Dataset entries on figures:
>> Start
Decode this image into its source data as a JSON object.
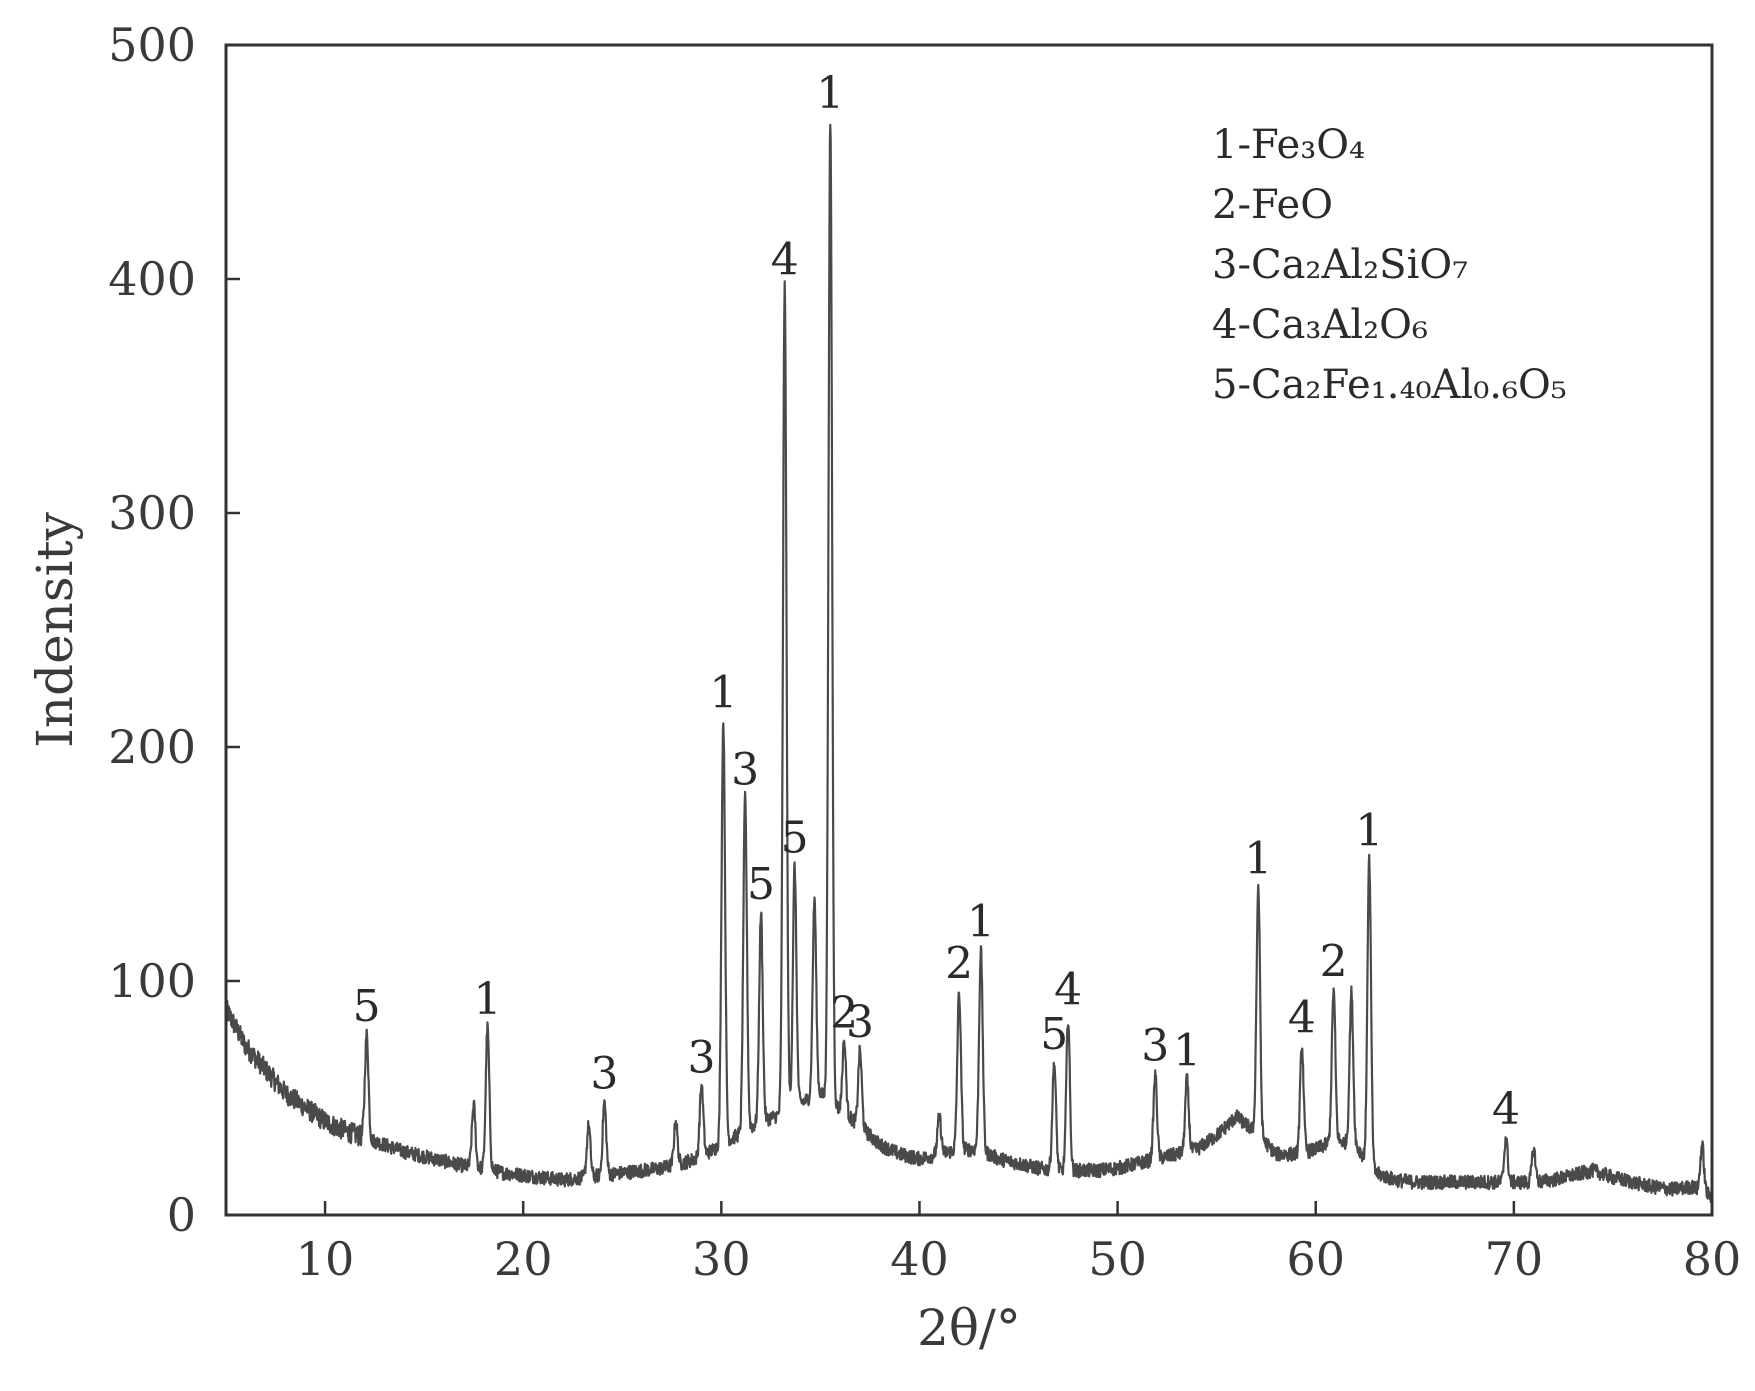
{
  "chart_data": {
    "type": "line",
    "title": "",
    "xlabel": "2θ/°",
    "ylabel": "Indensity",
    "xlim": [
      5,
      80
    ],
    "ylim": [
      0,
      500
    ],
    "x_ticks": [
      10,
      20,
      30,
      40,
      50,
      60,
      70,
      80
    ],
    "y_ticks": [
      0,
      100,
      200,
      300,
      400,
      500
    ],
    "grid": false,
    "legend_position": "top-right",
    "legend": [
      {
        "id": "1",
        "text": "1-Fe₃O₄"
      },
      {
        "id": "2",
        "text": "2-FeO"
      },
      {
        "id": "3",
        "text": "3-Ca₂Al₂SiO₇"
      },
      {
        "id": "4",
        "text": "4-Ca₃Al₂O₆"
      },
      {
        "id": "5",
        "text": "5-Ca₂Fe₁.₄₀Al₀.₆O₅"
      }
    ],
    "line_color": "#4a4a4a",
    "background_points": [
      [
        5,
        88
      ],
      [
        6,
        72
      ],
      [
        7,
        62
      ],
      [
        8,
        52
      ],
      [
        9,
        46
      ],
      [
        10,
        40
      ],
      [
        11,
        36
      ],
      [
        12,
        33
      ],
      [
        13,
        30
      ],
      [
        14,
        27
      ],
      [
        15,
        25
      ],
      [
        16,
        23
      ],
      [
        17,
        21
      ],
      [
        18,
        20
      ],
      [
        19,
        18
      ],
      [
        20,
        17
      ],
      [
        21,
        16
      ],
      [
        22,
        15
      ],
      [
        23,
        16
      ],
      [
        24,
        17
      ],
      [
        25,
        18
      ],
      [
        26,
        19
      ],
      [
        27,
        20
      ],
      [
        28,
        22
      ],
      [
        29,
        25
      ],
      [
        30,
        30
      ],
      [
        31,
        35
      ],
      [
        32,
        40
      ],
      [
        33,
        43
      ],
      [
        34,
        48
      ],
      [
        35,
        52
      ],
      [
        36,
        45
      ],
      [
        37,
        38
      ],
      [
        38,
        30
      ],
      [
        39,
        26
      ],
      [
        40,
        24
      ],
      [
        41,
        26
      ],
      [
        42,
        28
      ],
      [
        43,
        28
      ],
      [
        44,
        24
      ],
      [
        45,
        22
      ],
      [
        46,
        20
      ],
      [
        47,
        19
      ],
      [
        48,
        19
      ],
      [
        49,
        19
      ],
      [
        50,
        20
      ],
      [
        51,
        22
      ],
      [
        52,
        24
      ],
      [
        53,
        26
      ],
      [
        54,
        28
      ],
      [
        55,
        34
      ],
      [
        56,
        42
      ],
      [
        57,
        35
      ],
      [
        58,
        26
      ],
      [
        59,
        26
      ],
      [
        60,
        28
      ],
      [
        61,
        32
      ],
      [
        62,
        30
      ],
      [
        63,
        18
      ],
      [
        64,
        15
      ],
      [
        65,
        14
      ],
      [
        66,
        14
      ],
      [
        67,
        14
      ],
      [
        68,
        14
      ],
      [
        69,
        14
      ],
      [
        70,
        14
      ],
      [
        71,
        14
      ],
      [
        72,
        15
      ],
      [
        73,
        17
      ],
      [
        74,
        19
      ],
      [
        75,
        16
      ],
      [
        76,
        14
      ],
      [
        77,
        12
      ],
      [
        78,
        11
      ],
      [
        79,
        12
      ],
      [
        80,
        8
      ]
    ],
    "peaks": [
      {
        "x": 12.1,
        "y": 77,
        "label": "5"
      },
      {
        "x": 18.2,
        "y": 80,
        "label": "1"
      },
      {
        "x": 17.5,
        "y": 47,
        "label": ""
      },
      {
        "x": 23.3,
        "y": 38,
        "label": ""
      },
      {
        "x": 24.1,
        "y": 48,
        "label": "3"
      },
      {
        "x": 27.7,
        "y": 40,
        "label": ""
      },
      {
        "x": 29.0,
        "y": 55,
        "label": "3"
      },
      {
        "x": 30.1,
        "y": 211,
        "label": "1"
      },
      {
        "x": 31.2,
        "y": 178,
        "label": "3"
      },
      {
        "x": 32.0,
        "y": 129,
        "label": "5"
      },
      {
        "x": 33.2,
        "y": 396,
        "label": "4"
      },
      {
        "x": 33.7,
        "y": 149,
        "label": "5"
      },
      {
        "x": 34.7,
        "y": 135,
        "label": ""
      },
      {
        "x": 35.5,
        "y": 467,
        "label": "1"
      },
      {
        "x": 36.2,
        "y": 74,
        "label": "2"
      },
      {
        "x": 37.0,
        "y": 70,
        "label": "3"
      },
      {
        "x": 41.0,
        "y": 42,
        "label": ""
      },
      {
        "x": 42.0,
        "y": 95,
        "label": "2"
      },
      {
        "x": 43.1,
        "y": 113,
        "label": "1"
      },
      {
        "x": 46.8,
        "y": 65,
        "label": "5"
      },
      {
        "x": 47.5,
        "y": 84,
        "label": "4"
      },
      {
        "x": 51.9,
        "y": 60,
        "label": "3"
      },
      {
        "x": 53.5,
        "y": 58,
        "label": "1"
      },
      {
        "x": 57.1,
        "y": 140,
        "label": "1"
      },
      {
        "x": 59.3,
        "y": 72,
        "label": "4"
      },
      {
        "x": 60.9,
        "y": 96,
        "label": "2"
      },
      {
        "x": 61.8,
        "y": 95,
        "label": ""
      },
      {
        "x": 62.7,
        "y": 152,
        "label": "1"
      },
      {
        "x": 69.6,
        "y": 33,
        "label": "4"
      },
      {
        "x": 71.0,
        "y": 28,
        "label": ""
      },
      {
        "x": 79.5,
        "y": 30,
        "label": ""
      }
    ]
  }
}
>> End
>> Start
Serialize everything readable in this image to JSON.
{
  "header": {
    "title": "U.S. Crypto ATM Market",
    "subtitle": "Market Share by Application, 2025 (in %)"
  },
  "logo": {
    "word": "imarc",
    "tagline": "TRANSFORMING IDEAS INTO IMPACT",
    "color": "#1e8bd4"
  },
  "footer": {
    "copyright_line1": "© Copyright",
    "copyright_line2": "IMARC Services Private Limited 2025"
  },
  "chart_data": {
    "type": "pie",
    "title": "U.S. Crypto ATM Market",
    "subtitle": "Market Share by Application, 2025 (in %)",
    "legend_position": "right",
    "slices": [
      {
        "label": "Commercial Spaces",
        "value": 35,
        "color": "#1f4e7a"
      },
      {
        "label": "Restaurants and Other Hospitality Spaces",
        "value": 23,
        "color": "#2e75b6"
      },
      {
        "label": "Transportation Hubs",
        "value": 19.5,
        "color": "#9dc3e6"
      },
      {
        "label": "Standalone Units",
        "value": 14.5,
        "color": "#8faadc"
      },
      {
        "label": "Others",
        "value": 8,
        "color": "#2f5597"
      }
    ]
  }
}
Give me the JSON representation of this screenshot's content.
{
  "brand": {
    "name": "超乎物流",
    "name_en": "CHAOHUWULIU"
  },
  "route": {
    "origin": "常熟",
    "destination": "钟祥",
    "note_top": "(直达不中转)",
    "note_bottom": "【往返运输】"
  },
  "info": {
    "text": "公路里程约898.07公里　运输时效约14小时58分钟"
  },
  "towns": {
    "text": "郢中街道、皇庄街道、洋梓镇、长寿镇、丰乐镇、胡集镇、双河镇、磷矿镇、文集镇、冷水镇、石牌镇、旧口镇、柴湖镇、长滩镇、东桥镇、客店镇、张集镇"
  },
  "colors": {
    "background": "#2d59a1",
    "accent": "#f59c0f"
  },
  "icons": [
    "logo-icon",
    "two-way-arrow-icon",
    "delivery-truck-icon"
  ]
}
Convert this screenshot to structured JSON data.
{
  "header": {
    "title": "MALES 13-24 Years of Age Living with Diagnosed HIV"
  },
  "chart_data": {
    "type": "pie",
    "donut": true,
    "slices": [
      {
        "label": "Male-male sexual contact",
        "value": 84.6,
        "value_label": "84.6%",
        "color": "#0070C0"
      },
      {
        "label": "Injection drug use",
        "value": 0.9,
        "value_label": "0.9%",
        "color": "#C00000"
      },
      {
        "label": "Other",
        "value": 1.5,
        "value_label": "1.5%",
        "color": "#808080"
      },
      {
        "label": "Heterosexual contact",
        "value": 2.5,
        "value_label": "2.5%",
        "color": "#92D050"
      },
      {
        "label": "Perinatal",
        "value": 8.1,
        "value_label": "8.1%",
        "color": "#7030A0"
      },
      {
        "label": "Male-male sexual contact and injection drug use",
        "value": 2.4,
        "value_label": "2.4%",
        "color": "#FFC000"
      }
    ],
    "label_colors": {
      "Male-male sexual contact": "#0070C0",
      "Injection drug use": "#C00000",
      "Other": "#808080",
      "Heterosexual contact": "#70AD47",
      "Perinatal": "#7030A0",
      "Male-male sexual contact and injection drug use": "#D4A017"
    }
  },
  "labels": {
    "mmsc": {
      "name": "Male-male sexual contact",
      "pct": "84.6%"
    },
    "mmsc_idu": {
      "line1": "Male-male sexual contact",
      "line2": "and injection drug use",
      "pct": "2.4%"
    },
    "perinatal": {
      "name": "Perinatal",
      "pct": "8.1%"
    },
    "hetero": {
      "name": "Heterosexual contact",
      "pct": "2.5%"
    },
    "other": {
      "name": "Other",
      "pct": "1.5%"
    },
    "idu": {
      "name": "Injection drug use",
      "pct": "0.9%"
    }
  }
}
>> End
What is required:
List each line of the records that holds the string "text".

The response:
        "text": "1-Fe₃O₄"
        "text": "2-FeO"
        "text": "3-Ca₂Al₂SiO₇"
        "text": "4-Ca₃Al₂O₆"
        "text": "5-Ca₂Fe₁.₄₀Al₀.₆O₅"
    "text": "公路里程约898.07公里　运输时效约14小时58分钟"
    "text": "郢中街道、皇庄街道、洋梓镇、长寿镇、丰乐镇、胡集镇、双河镇、磷矿镇、文集镇、冷水镇、石牌镇、旧口镇、柴湖镇、长滩镇、东桥镇、客店镇、张集镇"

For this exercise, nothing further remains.